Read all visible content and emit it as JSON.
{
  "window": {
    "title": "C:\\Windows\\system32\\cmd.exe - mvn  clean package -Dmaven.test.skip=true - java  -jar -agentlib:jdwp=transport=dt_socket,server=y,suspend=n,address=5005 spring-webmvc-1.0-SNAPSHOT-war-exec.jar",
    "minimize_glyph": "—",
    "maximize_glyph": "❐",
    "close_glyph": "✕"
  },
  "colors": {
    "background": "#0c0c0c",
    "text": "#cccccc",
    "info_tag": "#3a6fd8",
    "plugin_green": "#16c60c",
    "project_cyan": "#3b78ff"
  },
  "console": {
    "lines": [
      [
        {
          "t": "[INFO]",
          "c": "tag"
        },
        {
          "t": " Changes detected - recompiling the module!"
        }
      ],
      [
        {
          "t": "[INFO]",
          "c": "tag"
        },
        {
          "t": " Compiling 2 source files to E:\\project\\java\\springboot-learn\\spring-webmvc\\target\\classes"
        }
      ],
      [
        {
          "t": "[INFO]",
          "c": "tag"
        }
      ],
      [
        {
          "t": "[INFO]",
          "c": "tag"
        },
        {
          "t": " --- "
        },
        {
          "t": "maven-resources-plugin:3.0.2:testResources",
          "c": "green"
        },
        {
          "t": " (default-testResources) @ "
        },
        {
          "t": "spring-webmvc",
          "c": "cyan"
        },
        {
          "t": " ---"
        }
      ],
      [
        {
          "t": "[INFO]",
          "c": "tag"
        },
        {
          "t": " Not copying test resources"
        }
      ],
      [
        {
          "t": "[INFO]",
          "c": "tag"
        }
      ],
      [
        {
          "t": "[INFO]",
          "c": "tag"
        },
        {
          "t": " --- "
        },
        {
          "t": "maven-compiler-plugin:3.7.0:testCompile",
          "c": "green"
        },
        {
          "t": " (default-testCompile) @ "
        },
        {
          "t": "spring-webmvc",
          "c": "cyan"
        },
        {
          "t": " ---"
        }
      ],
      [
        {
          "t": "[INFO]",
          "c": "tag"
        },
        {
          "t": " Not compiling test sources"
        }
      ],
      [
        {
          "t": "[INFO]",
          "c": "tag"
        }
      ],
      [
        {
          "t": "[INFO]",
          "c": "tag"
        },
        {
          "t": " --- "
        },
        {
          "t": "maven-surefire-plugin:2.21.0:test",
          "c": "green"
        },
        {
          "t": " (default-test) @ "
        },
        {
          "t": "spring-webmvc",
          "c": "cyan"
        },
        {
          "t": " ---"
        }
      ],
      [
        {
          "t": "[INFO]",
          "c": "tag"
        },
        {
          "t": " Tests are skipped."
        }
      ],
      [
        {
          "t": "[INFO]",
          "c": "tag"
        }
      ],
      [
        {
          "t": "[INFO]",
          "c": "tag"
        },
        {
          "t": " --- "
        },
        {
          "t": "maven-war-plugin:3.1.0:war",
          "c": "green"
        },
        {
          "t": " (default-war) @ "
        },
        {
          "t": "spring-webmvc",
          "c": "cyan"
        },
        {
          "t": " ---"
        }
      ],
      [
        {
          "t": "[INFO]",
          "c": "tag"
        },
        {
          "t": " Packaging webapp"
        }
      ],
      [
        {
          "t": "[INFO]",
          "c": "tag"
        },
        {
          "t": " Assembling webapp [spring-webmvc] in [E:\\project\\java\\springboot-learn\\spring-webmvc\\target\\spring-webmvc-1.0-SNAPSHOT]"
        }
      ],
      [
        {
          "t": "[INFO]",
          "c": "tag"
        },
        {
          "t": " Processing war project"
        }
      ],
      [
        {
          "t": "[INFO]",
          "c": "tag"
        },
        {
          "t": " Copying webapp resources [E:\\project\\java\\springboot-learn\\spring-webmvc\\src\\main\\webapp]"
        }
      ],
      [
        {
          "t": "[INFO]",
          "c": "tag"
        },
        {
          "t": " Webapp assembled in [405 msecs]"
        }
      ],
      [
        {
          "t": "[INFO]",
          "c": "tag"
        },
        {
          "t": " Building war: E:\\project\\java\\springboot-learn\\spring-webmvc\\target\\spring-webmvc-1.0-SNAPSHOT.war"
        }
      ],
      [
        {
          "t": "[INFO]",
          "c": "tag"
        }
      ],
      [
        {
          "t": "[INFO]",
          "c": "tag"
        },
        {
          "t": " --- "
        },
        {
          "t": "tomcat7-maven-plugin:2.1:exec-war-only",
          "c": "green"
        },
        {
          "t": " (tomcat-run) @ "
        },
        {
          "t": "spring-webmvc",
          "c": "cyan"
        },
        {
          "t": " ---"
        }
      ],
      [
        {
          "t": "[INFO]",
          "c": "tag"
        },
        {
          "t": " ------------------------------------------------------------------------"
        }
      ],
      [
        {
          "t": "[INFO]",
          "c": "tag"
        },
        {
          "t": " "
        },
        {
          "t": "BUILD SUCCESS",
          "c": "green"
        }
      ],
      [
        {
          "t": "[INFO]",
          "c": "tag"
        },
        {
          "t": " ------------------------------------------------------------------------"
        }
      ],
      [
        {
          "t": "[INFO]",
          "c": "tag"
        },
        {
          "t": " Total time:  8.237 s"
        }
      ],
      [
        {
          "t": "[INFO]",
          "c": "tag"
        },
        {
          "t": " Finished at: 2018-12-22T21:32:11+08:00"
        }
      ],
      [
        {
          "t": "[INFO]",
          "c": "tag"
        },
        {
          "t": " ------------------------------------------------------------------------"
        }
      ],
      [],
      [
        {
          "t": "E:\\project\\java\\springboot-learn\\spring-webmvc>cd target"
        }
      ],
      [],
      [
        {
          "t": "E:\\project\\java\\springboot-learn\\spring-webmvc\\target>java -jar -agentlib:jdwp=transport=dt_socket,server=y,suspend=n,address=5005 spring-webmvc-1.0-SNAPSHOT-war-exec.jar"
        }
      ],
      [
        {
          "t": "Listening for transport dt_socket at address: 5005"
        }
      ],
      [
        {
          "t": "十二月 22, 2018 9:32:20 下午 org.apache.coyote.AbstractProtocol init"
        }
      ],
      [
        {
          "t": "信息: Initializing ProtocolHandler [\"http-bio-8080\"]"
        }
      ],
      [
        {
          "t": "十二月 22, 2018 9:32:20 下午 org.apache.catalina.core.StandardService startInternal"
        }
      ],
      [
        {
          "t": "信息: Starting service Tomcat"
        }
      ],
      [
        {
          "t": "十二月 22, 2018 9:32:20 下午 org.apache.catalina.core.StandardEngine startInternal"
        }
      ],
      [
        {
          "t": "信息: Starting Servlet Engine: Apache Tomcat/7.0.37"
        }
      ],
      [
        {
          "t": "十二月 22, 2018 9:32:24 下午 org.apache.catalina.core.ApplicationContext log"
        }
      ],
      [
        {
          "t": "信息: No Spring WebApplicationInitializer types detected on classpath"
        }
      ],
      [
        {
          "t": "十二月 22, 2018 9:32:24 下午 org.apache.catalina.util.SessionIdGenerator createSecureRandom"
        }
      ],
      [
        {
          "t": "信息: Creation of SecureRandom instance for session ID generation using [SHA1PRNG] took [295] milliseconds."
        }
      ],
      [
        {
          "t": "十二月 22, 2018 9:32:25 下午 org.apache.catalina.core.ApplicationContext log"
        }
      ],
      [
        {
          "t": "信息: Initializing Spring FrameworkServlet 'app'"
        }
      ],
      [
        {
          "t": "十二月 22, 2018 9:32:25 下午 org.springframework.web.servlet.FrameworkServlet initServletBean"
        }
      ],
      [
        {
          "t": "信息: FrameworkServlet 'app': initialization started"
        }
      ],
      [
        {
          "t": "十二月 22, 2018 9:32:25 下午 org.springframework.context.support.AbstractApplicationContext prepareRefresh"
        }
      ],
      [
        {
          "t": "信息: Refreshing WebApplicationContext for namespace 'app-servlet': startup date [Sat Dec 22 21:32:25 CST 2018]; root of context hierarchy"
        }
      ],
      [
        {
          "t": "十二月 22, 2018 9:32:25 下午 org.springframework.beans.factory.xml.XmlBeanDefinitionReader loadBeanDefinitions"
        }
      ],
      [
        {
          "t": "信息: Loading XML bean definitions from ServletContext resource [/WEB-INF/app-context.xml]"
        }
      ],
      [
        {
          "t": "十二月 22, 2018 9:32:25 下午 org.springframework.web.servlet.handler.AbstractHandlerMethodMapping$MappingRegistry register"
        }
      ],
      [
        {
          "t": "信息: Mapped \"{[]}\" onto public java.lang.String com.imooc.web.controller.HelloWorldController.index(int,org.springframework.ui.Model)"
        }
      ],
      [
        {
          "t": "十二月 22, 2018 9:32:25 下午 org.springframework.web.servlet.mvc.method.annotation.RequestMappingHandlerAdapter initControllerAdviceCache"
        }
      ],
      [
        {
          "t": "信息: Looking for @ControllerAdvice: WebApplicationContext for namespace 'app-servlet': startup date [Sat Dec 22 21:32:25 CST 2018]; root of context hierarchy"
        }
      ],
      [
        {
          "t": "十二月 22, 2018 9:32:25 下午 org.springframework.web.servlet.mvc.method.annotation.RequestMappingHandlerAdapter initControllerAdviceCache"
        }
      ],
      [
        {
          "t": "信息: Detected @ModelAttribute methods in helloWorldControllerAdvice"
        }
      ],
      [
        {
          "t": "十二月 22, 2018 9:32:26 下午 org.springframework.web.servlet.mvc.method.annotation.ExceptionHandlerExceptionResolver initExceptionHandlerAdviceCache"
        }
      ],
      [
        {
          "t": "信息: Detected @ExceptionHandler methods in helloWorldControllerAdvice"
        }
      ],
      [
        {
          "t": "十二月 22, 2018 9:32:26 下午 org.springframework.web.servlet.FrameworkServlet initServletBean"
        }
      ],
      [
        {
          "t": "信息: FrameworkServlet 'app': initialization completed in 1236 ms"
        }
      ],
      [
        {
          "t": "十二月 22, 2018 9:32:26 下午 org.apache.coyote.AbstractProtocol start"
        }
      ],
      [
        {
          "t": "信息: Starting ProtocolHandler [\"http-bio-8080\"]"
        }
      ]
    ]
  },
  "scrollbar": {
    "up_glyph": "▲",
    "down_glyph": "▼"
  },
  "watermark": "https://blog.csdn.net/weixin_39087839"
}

= = = = =

> Written request
Consider the entries above and return each line with the string "initServletBean".

> Answer
          "t": "十二月 22, 2018 9:32:25 下午 org.springframework.web.servlet.FrameworkServlet initServletBean"
          "t": "十二月 22, 2018 9:32:26 下午 org.springframework.web.servlet.FrameworkServlet initServletBean"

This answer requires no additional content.